Given instruction:
Find and copy each line of the records where the string "ekonomisk" shows up.

Provided records:
>> Start

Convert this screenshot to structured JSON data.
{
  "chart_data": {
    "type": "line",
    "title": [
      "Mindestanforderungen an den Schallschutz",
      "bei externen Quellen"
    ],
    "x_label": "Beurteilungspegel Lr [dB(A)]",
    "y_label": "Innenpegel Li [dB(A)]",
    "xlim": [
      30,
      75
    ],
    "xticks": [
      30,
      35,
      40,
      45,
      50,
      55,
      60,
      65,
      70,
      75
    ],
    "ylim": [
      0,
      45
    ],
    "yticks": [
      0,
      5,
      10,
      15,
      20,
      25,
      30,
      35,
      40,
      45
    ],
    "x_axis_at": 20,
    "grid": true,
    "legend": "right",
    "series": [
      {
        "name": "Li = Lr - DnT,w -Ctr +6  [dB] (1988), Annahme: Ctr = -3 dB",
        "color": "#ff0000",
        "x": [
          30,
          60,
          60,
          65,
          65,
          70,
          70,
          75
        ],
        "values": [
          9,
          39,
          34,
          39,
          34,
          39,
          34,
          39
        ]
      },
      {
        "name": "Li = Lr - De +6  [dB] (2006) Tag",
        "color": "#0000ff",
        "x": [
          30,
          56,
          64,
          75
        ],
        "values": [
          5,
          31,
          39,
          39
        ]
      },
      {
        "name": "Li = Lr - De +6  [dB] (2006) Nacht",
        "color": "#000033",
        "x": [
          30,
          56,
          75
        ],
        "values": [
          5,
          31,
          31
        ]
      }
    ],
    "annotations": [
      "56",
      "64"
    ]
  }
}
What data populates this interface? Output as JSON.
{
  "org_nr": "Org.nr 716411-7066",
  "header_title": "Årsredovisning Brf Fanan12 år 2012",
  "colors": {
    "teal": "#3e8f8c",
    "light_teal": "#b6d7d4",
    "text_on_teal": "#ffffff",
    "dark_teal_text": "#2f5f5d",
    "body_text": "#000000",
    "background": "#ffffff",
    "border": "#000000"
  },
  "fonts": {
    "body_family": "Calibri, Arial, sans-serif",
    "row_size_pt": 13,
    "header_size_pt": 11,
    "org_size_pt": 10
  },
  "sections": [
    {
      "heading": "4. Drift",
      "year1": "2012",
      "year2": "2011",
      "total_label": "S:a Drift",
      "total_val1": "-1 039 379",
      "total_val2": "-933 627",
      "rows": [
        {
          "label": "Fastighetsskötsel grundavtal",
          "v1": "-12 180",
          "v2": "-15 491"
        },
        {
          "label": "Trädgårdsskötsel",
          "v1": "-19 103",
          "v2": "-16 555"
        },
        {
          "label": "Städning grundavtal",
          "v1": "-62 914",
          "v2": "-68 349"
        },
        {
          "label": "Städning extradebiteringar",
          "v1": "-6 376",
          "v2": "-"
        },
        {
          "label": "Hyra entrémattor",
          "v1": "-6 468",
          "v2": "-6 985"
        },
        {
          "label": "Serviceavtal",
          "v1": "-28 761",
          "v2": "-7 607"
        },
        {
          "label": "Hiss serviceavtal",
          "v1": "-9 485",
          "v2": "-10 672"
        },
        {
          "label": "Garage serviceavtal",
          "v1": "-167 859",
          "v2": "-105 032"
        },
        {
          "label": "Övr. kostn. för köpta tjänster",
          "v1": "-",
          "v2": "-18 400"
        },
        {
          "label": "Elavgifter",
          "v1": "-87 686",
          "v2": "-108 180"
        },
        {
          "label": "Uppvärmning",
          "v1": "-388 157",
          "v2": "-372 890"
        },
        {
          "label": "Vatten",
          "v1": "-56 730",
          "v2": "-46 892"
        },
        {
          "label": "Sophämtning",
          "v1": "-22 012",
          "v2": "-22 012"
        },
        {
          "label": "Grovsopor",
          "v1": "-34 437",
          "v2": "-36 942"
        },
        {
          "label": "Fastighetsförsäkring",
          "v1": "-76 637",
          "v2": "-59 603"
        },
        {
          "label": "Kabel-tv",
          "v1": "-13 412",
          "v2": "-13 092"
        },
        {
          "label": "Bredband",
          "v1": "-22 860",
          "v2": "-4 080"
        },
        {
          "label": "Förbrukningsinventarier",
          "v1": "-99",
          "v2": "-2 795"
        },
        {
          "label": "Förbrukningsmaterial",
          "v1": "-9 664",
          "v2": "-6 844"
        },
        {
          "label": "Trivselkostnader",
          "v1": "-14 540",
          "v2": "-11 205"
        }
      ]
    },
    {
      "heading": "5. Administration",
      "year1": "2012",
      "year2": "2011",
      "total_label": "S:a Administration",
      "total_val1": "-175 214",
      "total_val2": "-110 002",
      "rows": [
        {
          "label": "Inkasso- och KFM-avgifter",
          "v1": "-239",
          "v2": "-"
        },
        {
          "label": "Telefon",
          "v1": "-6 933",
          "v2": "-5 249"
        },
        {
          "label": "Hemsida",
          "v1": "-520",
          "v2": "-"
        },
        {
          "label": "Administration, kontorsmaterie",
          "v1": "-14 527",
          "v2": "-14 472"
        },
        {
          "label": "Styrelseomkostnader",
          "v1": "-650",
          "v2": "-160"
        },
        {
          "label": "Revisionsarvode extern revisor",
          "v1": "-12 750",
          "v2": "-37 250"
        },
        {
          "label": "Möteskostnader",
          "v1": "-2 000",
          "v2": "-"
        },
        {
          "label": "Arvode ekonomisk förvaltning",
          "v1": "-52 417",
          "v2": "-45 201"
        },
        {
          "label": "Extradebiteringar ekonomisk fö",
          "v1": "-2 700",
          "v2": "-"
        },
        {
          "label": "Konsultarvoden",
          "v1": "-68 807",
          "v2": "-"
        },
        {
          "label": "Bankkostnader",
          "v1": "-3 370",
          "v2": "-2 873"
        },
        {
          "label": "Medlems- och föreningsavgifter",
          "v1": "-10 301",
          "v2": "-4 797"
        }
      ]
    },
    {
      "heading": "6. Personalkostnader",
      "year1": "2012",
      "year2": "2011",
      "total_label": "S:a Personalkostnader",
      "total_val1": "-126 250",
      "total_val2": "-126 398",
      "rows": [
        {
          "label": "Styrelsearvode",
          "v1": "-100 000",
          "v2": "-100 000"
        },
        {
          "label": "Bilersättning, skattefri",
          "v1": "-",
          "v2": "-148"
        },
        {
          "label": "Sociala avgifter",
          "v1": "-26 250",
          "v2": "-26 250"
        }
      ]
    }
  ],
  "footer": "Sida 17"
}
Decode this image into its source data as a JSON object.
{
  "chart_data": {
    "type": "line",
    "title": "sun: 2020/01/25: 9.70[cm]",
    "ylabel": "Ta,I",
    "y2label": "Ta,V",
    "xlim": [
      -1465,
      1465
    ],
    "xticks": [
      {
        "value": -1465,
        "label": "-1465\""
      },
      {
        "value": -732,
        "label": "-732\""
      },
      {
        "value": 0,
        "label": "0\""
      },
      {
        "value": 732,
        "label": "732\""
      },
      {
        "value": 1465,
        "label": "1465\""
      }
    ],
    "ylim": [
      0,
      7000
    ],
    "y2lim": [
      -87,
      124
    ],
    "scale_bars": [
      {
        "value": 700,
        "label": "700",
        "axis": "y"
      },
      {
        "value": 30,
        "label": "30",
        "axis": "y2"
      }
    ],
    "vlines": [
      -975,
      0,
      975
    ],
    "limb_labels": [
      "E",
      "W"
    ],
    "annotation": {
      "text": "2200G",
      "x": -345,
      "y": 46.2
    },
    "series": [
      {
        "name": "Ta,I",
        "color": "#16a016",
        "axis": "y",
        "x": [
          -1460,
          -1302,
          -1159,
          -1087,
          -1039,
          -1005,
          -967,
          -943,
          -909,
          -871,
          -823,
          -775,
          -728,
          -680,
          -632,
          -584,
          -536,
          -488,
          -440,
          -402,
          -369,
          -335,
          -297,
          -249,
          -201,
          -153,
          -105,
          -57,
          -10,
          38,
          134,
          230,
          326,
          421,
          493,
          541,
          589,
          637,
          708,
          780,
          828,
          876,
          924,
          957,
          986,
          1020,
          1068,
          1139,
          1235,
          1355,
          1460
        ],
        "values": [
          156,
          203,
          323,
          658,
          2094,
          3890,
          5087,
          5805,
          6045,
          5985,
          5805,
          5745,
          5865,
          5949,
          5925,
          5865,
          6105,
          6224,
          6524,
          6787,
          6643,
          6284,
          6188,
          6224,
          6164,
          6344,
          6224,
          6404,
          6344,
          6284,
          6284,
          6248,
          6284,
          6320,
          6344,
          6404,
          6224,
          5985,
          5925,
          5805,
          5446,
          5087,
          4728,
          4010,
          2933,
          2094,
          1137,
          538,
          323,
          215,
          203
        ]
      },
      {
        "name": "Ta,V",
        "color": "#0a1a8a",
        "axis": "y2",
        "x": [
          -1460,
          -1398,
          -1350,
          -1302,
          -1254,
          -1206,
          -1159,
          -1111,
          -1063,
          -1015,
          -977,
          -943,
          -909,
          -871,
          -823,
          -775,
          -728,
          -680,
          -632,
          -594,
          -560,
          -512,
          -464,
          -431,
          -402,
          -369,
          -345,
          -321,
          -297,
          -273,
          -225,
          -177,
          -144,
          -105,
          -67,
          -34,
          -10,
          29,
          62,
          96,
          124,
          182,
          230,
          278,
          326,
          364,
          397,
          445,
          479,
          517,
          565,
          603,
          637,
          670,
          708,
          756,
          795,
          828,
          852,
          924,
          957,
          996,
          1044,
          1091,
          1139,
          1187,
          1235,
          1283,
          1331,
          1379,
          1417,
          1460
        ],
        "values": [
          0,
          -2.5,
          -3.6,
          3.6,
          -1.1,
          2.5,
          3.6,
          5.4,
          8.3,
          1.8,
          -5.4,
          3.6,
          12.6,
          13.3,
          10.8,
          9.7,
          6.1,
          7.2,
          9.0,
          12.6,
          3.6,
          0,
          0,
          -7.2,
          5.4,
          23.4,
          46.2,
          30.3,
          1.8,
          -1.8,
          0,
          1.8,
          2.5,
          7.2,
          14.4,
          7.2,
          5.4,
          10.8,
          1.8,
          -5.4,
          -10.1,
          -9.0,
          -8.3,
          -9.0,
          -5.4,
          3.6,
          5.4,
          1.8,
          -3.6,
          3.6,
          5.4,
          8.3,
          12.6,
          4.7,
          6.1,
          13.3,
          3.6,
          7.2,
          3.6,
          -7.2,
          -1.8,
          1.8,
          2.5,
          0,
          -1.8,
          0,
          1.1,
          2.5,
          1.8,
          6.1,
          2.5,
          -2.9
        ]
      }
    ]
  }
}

>> End

Response to this task:
          "label": "Arvode ekonomisk förvaltning",
          "label": "Extradebiteringar ekonomisk fö",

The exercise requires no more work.